• _TASK_
Search the records that follow and extract every line containing the string "tình".

--- start ---

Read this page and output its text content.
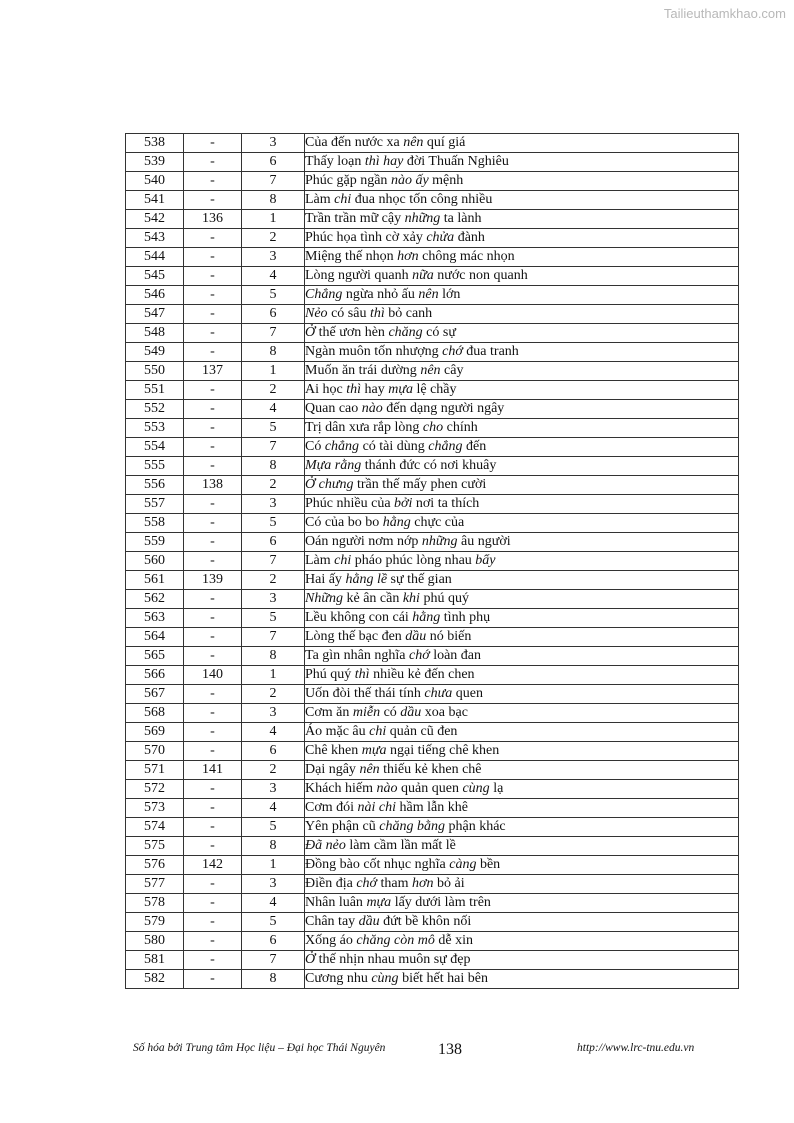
Tailieuthamkhao.com
538	-	3	Của đến nước xa nên quí giá
539	-	6	Thấy loạn thì hay đời Thuấn Nghiêu
540	-	7	Phúc gặp ngần nào ấy mệnh
541	-	8	Làm chi đua nhọc tốn công nhiều
542	136	1	Trần trần mữ cậy những ta lành
543	-	2	Phúc họa tình cờ xảy chửa đành
544	-	3	Miệng thế nhọn hơn chông mác nhọn
545	-	4	Lòng người quanh nữa nước non quanh
546	-	5	Chẳng ngừa nhỏ ấu nên lớn
547	-	6	Nẻo có sâu thì bỏ canh
548	-	7	Ở thế ươn hèn chăng có sự
549	-	8	Ngàn muôn tốn nhượng chớ đua tranh
550	137	1	Muốn ăn trái dường nên cây
551	-	2	Ai học thì hay mựa lệ chầy
552	-	4	Quan cao nào đến dạng người ngây
553	-	5	Trị dân xưa rắp lòng cho chính
554	-	7	Có chẳng có tài dùng chẳng đến
555	-	8	Mựa rằng thánh đức có nơi khuây
556	138	2	Ở chưng trần thế mấy phen cười
557	-	3	Phúc nhiều của bởi nơi ta thích
558	-	5	Có của bo bo hằng chực của
559	-	6	Oán người nơm nớp những âu người
560	-	7	Làm chi pháo phúc lòng nhau bẩy
561	139	2	Hai ấy hằng lề sự thế gian
562	-	3	Những kẻ ân cần khi phú quý
563	-	5	Lều không con cái hằng tình phụ
564	-	7	Lòng thế bạc đen dầu nó biến
565	-	8	Ta gìn nhân nghĩa chớ loàn đan
566	140	1	Phú quý thì nhiều kẻ đến chen
567	-	2	Uốn đòi thế thái tính chưa quen
568	-	3	Cơm ăn miễn có dầu xoa bạc
569	-	4	Áo mặc âu chi quản cũ đen
570	-	6	Chê khen mựa ngại tiếng chê khen
571	141	2	Dại ngây nên thiếu kẻ khen chê
572	-	3	Khách hiếm nào quản quen cùng lạ
573	-	4	Cơm đói nài chi hầm lẫn khê
574	-	5	Yên phận cũ chăng bằng phận khác
575	-	8	Đã nẻo làm cầm lần mất lề
576	142	1	Đồng bào cốt nhục nghĩa càng bền
577	-	3	Điền địa chớ tham hơn bỏ ải
578	-	4	Nhân luân mựa lấy dưới làm trên
579	-	5	Chân tay dầu đứt bề khôn nối
580	-	6	Xống áo chăng còn mô dễ xin
581	-	7	Ở thế nhịn nhau muôn sự đẹp
582	-	8	Cương nhu cùng biết hết hai bên
Số hóa bởi Trung tâm Học liệu – Đại học Thái Nguyên	138	http://www.lrc-tnu.edu.vn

--- end ---

• _EXERCISE RESULT_
543	-	2	Phúc họa tình cờ xảy chửa đành
563	-	5	Lều không con cái hằng tình phụ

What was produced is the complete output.